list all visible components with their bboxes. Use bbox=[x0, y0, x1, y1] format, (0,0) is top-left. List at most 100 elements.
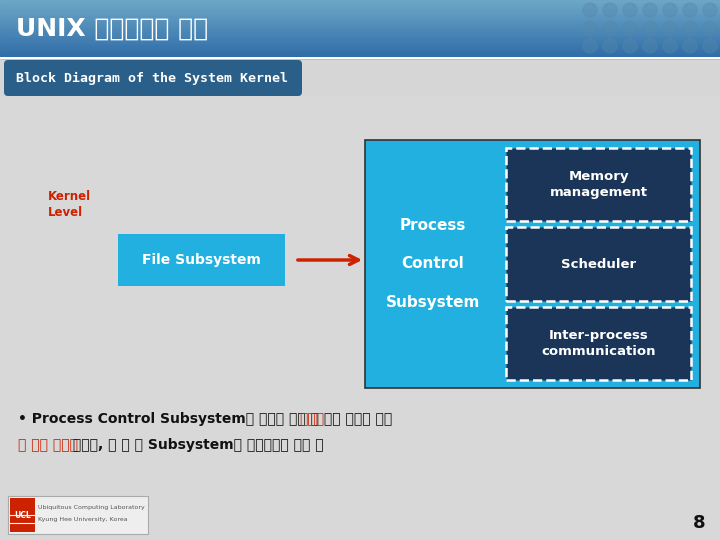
Bar bbox=[0, 55, 720, 57]
Circle shape bbox=[643, 39, 657, 53]
Circle shape bbox=[623, 21, 637, 35]
Bar bbox=[0, 37, 720, 38]
Bar bbox=[0, 18, 720, 20]
Text: File Subsystem: File Subsystem bbox=[142, 253, 261, 267]
Circle shape bbox=[663, 21, 677, 35]
Bar bbox=[0, 12, 720, 14]
FancyBboxPatch shape bbox=[506, 227, 691, 301]
Text: Control: Control bbox=[402, 256, 464, 272]
Circle shape bbox=[703, 21, 717, 35]
Circle shape bbox=[583, 21, 597, 35]
Bar bbox=[0, 30, 720, 31]
Bar bbox=[0, 6, 720, 8]
Bar bbox=[0, 22, 720, 23]
Bar bbox=[0, 26, 720, 28]
Bar bbox=[0, 23, 720, 24]
Bar bbox=[0, 21, 720, 22]
Bar bbox=[0, 57, 720, 59]
Bar bbox=[0, 16, 720, 17]
Circle shape bbox=[663, 39, 677, 53]
Bar bbox=[0, 49, 720, 51]
Bar bbox=[0, 53, 720, 55]
Circle shape bbox=[663, 3, 677, 17]
Bar bbox=[0, 4, 720, 6]
Bar bbox=[0, 39, 720, 40]
Text: Block Diagram of the System Kernel: Block Diagram of the System Kernel bbox=[16, 71, 288, 85]
Bar bbox=[0, 48, 720, 50]
FancyBboxPatch shape bbox=[4, 60, 302, 96]
Text: 하는데, 이 때 두 Subsystem은 상호작용을 하게 됨: 하는데, 이 때 두 Subsystem은 상호작용을 하게 됨 bbox=[68, 438, 324, 452]
Bar bbox=[0, 10, 720, 11]
Circle shape bbox=[583, 3, 597, 17]
Bar bbox=[0, 31, 720, 32]
Bar bbox=[0, 44, 720, 45]
Circle shape bbox=[643, 21, 657, 35]
Bar bbox=[0, 1, 720, 2]
Bar bbox=[118, 234, 285, 286]
Circle shape bbox=[703, 3, 717, 17]
Bar bbox=[0, 36, 720, 37]
Circle shape bbox=[603, 21, 617, 35]
Bar bbox=[0, 24, 720, 25]
Bar bbox=[0, 33, 720, 35]
Circle shape bbox=[623, 3, 637, 17]
Bar bbox=[0, 5, 720, 7]
Bar bbox=[0, 17, 720, 18]
Text: 8: 8 bbox=[693, 514, 706, 532]
Bar bbox=[0, 0, 720, 1]
Bar bbox=[0, 3, 720, 5]
Bar bbox=[0, 43, 720, 44]
Bar bbox=[0, 40, 720, 42]
Bar bbox=[0, 35, 720, 36]
Bar bbox=[0, 96, 720, 540]
Bar bbox=[10, 498, 35, 532]
Text: Scheduler: Scheduler bbox=[561, 258, 636, 271]
Text: Kyung Hee University, Korea: Kyung Hee University, Korea bbox=[38, 517, 127, 523]
Text: UCL: UCL bbox=[14, 510, 31, 519]
Bar bbox=[0, 38, 720, 39]
Bar bbox=[0, 28, 720, 29]
FancyBboxPatch shape bbox=[506, 307, 691, 380]
Bar bbox=[0, 9, 720, 10]
Bar bbox=[0, 29, 720, 30]
Text: Level: Level bbox=[48, 206, 83, 219]
Bar bbox=[0, 8, 720, 9]
Bar bbox=[0, 54, 720, 56]
Text: UNIX 운영체제의 구조: UNIX 운영체제의 구조 bbox=[16, 17, 208, 41]
Text: Subsystem: Subsystem bbox=[386, 294, 480, 309]
Text: Ubiquitous Computing Laboratory: Ubiquitous Computing Laboratory bbox=[38, 505, 145, 510]
Bar bbox=[0, 11, 720, 13]
FancyBboxPatch shape bbox=[506, 148, 691, 221]
Bar bbox=[0, 19, 720, 21]
Circle shape bbox=[683, 39, 697, 53]
Bar bbox=[0, 41, 720, 43]
Bar bbox=[0, 32, 720, 33]
Bar bbox=[0, 45, 720, 46]
Bar bbox=[0, 46, 720, 48]
Circle shape bbox=[623, 39, 637, 53]
Bar bbox=[365, 140, 700, 388]
Text: 로 읽어 들여야: 로 읽어 들여야 bbox=[18, 438, 78, 452]
Bar bbox=[0, 56, 720, 58]
Circle shape bbox=[703, 39, 717, 53]
Circle shape bbox=[583, 39, 597, 53]
Circle shape bbox=[603, 39, 617, 53]
Text: 메모리: 메모리 bbox=[299, 412, 324, 426]
Bar bbox=[0, 15, 720, 16]
Bar bbox=[0, 51, 720, 52]
Circle shape bbox=[683, 3, 697, 17]
Bar bbox=[0, 25, 720, 26]
Bar bbox=[0, 2, 720, 3]
Bar bbox=[8, 496, 148, 534]
Bar bbox=[0, 52, 720, 53]
Text: • Process Control Subsystem은 파일을 실행 전 해당 파일을 먼저: • Process Control Subsystem은 파일을 실행 전 해당… bbox=[18, 412, 397, 426]
Circle shape bbox=[683, 21, 697, 35]
Text: Memory
management: Memory management bbox=[549, 170, 647, 199]
Circle shape bbox=[603, 3, 617, 17]
Bar bbox=[0, 47, 720, 49]
Circle shape bbox=[643, 3, 657, 17]
Text: Kernel: Kernel bbox=[48, 191, 91, 204]
Text: Process: Process bbox=[400, 219, 466, 233]
Bar bbox=[0, 14, 720, 15]
Text: Inter-process
communication: Inter-process communication bbox=[541, 329, 656, 358]
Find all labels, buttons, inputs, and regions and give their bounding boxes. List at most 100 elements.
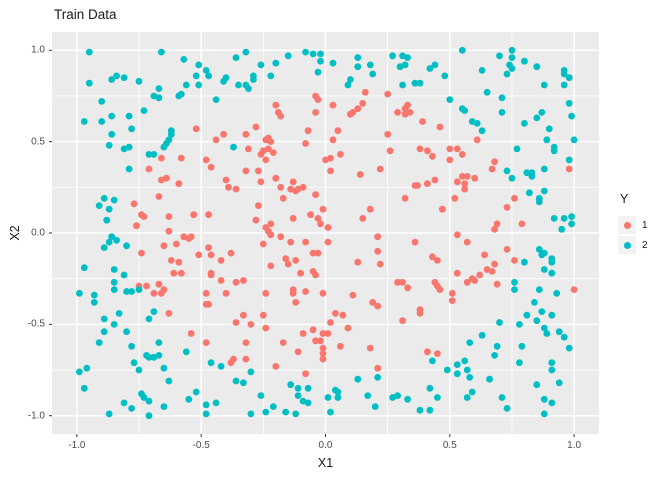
legend-key-2 [618,236,636,254]
data-point-class1 [329,101,337,109]
data-point-class2 [108,130,116,138]
data-point-class2 [128,342,136,350]
y-axis-title: X2 [8,225,22,241]
data-point-class2 [531,299,538,306]
data-point-class1 [272,174,280,182]
data-point-class1 [294,348,302,356]
data-point-class2 [85,48,93,56]
data-point-class1 [314,215,322,222]
data-point-class1 [255,167,262,175]
data-point-class1 [327,167,334,175]
data-point-class1 [289,289,297,297]
data-point-class1 [366,344,374,352]
data-point-class1 [436,123,444,131]
data-point-class1 [401,105,409,113]
data-point-class2 [294,384,302,392]
data-point-class2 [202,401,210,409]
data-point-class1 [314,96,322,103]
data-point-class1 [481,251,488,259]
data-point-class1 [463,278,471,286]
data-point-class2 [125,112,133,120]
legend-label-1: 1 [642,219,648,231]
data-point-class1 [473,136,481,144]
data-point-class1 [205,300,213,308]
data-point-class1 [491,225,498,233]
legend-entry-1: 1 [618,216,648,234]
data-point-class1 [202,339,210,346]
data-point-class1 [138,249,145,257]
data-point-class1 [170,269,178,277]
data-point-class1 [334,127,342,135]
data-point-class2 [128,288,136,295]
data-point-class2 [145,412,153,420]
data-point-class1 [416,145,424,153]
data-point-class2 [496,319,503,326]
data-point-class1 [518,220,526,228]
data-point-class1 [448,297,456,304]
data-point-class2 [516,321,523,328]
data-point-class1 [289,215,297,222]
data-point-class2 [478,67,486,74]
data-point-class2 [282,408,290,416]
data-point-class1 [463,238,471,246]
data-point-class2 [128,125,136,133]
data-point-class1 [277,183,285,191]
data-point-class1 [272,101,280,109]
data-point-class2 [486,375,493,383]
data-point-class2 [158,48,165,56]
data-point-class2 [540,324,548,332]
data-point-class2 [292,410,300,418]
data-point-class2 [120,271,128,279]
data-point-class1 [302,370,309,378]
data-point-class1 [565,165,573,173]
data-point-class1 [247,321,255,328]
data-point-class1 [324,238,332,246]
data-point-class2 [160,364,168,372]
data-point-class1 [252,123,260,131]
data-point-class1 [394,109,401,116]
data-point-class1 [446,156,454,164]
data-point-class1 [429,253,436,261]
data-point-class2 [217,363,225,370]
y-tick-label: -0.5 [27,318,45,330]
data-point-class1 [160,242,168,250]
x-tick-label: 0.0 [318,440,333,451]
data-point-class1 [262,156,270,164]
data-point-class2 [560,81,568,89]
legend-entry-2: 2 [618,236,648,254]
data-point-class1 [411,238,419,246]
data-point-class2 [135,286,143,293]
data-point-class1 [177,154,185,162]
data-point-class2 [98,118,106,125]
data-point-class2 [108,112,116,120]
data-point-class2 [461,107,469,114]
data-point-class1 [354,105,362,113]
data-point-class2 [498,394,506,401]
data-point-class1 [317,337,324,345]
data-point-class1 [424,147,431,155]
data-point-class1 [257,151,265,158]
data-point-class1 [503,204,511,211]
data-point-class1 [220,130,228,138]
data-point-class1 [369,299,377,306]
data-point-class1 [292,299,300,306]
data-point-class1 [399,317,406,325]
data-point-class1 [337,342,344,350]
data-point-class2 [269,403,277,410]
data-point-class1 [267,220,275,228]
data-point-class2 [145,353,153,361]
data-point-class1 [145,165,153,173]
data-point-class1 [461,185,469,193]
data-point-class1 [329,136,337,144]
data-point-class2 [324,394,332,401]
data-point-class1 [302,238,309,246]
data-point-class2 [95,339,103,346]
data-point-class2 [202,67,210,74]
data-point-class1 [309,249,317,257]
data-point-class1 [458,173,466,180]
data-point-class1 [292,257,300,264]
data-point-class2 [508,54,516,61]
data-point-class2 [568,112,575,120]
data-point-class2 [521,258,528,266]
data-point-class1 [349,291,357,299]
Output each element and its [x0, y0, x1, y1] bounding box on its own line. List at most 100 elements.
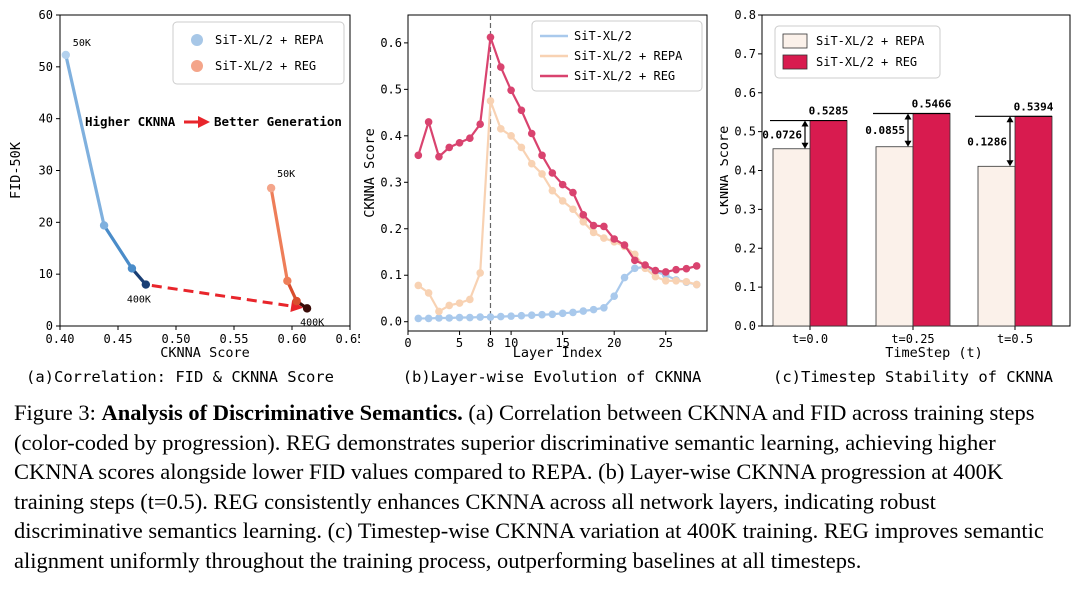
series-2-point: [517, 106, 526, 115]
y-tick-label: 0.3: [734, 202, 756, 216]
legend-label: SiT-XL/2 + REPA: [574, 49, 683, 63]
x-tick-label: 15: [555, 336, 569, 350]
caption-prefix: Figure 3:: [14, 400, 102, 425]
y-tick-label: 0.4: [380, 129, 402, 143]
series-1-point: [476, 269, 484, 277]
series-1-point: [672, 277, 680, 285]
plot-frame: [407, 14, 708, 332]
series-0-point: [527, 311, 536, 320]
series-1-point: [292, 296, 301, 306]
caption-title: Analysis of Discriminative Semantics.: [101, 400, 463, 425]
series-1-point: [651, 272, 660, 281]
x-tick-label: 0.50: [162, 332, 191, 346]
bar-reg: [1014, 115, 1053, 327]
progress-arrow-line: [151, 284, 294, 308]
repa-end-label: 400K: [127, 295, 151, 306]
series-1-point: [538, 170, 546, 178]
series-0-point: [538, 310, 546, 319]
series-0-point: [507, 312, 515, 320]
panel-c-timestep-cknna: 0.0 0.1 0.2 0.3 0.4 0.5 0.6 0.7 0.8 CKNNA Score Ti…: [716, 0, 1080, 395]
x-tick-label: 25: [659, 336, 673, 350]
series-1-point: [517, 143, 526, 152]
series-1-point: [486, 97, 495, 105]
series-1-point: [692, 280, 701, 289]
legend-label: SiT-XL/2 + REG: [816, 55, 917, 69]
chart-a: 0.40 0.45 0.50 0.55 0.60 0.65 0 10 20 30 40 50 60 CKN…: [8, 8, 364, 386]
series-2-point: [682, 264, 691, 273]
legend-label: SiT-XL/2: [574, 29, 632, 43]
y-tick-label: 0.3: [380, 175, 402, 189]
series-0-segment: [64, 53, 106, 228]
subplot-caption: (a)Correlation: FID & CKNNA Score: [26, 368, 334, 386]
y-tick-label: 0: [46, 319, 53, 333]
bar-reg: [809, 120, 848, 327]
series-2-point: [466, 134, 474, 142]
series-2-point: [692, 262, 701, 270]
series-0-point: [424, 314, 433, 323]
series-0-point: [99, 221, 109, 230]
legend-label: SiT-XL/2 + REPA: [816, 34, 925, 48]
y-tick-label: 0.0: [380, 315, 402, 329]
message-left: Higher CKNNA: [85, 114, 176, 129]
x-tick-label: 0.60: [278, 332, 307, 346]
series-0-point: [61, 50, 70, 60]
series-2-point: [661, 268, 670, 276]
series-1-point: [435, 307, 443, 316]
y-tick-label: 0.7: [734, 47, 756, 61]
series-1-point: [569, 205, 577, 214]
repa-start-label: 50K: [73, 38, 91, 49]
series-0-point: [569, 308, 577, 317]
x-tick-label: 0.65: [336, 332, 360, 346]
bar-repa: [977, 165, 1016, 327]
y-tick-label: 0.2: [380, 222, 402, 236]
series-1-segment: [269, 186, 289, 283]
x-tick-label: 5: [456, 336, 463, 350]
x-tick-label: t=0.25: [891, 332, 934, 346]
legend-label: SiT-XL/2 + REG: [574, 69, 675, 83]
y-axis-label: CKNNA Score: [362, 128, 378, 217]
series-2-point: [445, 143, 454, 152]
x-tick-label: 0: [404, 336, 411, 350]
series-0-point: [476, 313, 484, 321]
series-2-point: [527, 129, 536, 138]
legend-label: SiT-XL/2 + REG: [215, 59, 316, 73]
value-label: 0.5285: [809, 105, 849, 118]
bar-reg: [912, 113, 951, 327]
figure-caption: Figure 3: Analysis of Discriminative Sem…: [14, 398, 1070, 575]
reg-end-label: 400K: [300, 317, 324, 328]
y-tick-label: 0.5: [380, 82, 402, 96]
series-2-point: [651, 266, 660, 275]
subplot-caption: (b)Layer-wise Evolution of CKNNA: [403, 368, 702, 386]
y-tick-label: 50: [39, 60, 53, 74]
series-2-point: [558, 180, 567, 189]
series-1-point: [414, 281, 423, 290]
legend-box: [172, 21, 345, 85]
series-0-point: [414, 314, 423, 323]
series-0-point: [620, 273, 629, 282]
subplot-caption: (c)Timestep Stability of CKNNA: [773, 368, 1054, 386]
series-0-point: [579, 307, 588, 315]
x-tick-label: 0.45: [104, 332, 133, 346]
series-0-point: [600, 303, 608, 312]
series-1-point: [266, 183, 276, 193]
series-2-point: [641, 261, 649, 269]
series-1-point: [579, 217, 588, 226]
y-tick-label: 0.5: [734, 125, 756, 139]
legend-label: SiT-XL/2 + REPA: [215, 33, 324, 47]
series-2-point: [414, 151, 423, 160]
y-axis-label: FID-50K: [8, 141, 24, 199]
diff-arrow-head-top: [801, 120, 809, 127]
series-2-point: [579, 211, 588, 219]
series-2-point: [610, 235, 619, 243]
reg-start-label: 50K: [277, 169, 295, 180]
series-2-point: [435, 152, 443, 161]
series-0-point: [486, 313, 495, 321]
diff-arrow-head-top: [904, 113, 912, 120]
y-tick-label: 10: [39, 267, 53, 281]
chart-c: 0.0 0.1 0.2 0.3 0.4 0.5 0.6 0.7 0.8 CKNNA Score Ti…: [716, 8, 1071, 386]
series-1-point: [455, 299, 464, 307]
series-1-point: [466, 295, 474, 304]
value-label: 0.5466: [912, 98, 952, 111]
bar-repa: [772, 148, 811, 327]
y-tick-label: 0.4: [734, 164, 756, 178]
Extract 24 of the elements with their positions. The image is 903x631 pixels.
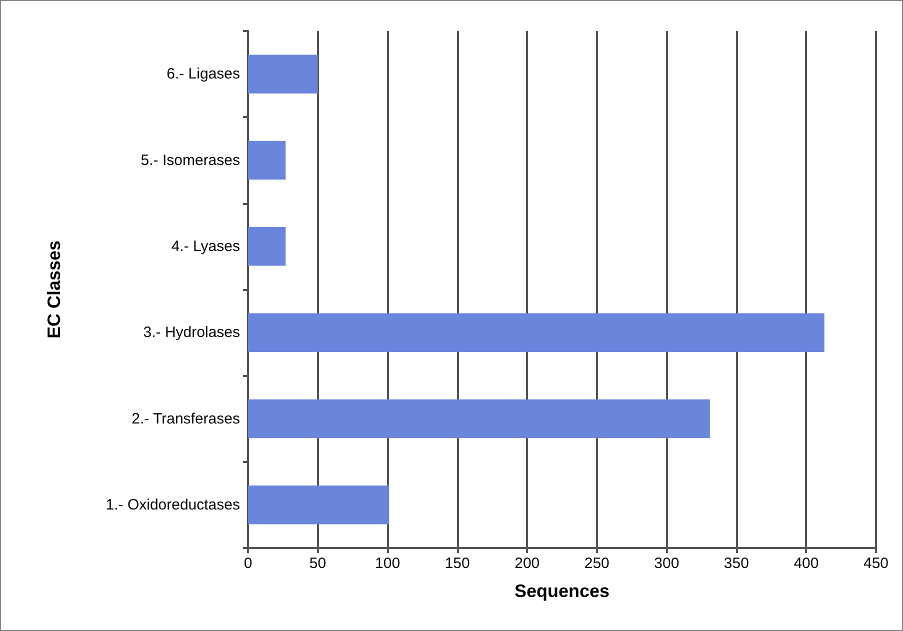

• • • • • • •

Copy the lines of the material exactly, starting at the line containing "series-2-point: [517, 106, 526, 115]" and ending at the line containing "series-2-point: [661, 268, 670, 276]", with both of those lines included.

### TASK RESULT
series-2-point: [517, 106, 526, 115]
y-tick-label: 0.3: [734, 202, 756, 216]
legend-label: SiT-XL/2 + REPA: [574, 49, 683, 63]
x-tick-label: 15: [555, 336, 569, 350]
caption-prefix: Figure 3:: [14, 400, 102, 425]
y-tick-label: 0.4: [380, 129, 402, 143]
series-1-point: [476, 269, 484, 277]
series-1-point: [672, 277, 680, 285]
plot-frame: [407, 14, 708, 332]
series-0-point: [527, 311, 536, 320]
series-1-point: [292, 296, 301, 306]
caption-title: Analysis of Discriminative Semantics.: [101, 400, 463, 425]
series-1-point: [651, 272, 660, 281]
x-tick-label: 0.50: [162, 332, 191, 346]
bar-reg: [1014, 115, 1053, 327]
progress-arrow-line: [151, 284, 294, 308]
repa-end-label: 400K: [127, 295, 151, 306]
series-1-point: [538, 170, 546, 178]
series-0-point: [538, 310, 546, 319]
series-0-point: [507, 312, 515, 320]
panel-c-timestep-cknna: 0.0 0.1 0.2 0.3 0.4 0.5 0.6 0.7 0.8 CKNNA Score Ti…: [716, 0, 1080, 395]
x-tick-label: 25: [659, 336, 673, 350]
series-1-point: [517, 143, 526, 152]
series-1-point: [486, 97, 495, 105]
series-1-point: [692, 280, 701, 289]
legend-label: SiT-XL/2 + REG: [816, 55, 917, 69]
chart-a: 0.40 0.45 0.50 0.55 0.60 0.65 0 10 20 30 40 50 60 CKN…: [8, 8, 364, 386]
series-2-point: [682, 264, 691, 273]
legend-label: SiT-XL/2: [574, 29, 632, 43]
y-tick-label: 0.3: [380, 175, 402, 189]
series-0-segment: [64, 53, 106, 228]
subplot-caption: (a)Correlation: FID & CKNNA Score: [26, 368, 334, 386]
y-tick-label: 0: [46, 319, 53, 333]
bar-reg: [809, 120, 848, 327]
series-2-point: [466, 134, 474, 142]
series-2-point: [692, 262, 701, 270]
series-0-point: [424, 314, 433, 323]
series-0-point: [99, 221, 109, 230]
legend-label: SiT-XL/2 + REPA: [816, 34, 925, 48]
y-tick-label: 0.0: [380, 315, 402, 329]
message-left: Higher CKNNA: [85, 114, 176, 129]
x-tick-label: 0.60: [278, 332, 307, 346]
series-0-point: [61, 50, 70, 60]
series-2-point: [661, 268, 670, 276]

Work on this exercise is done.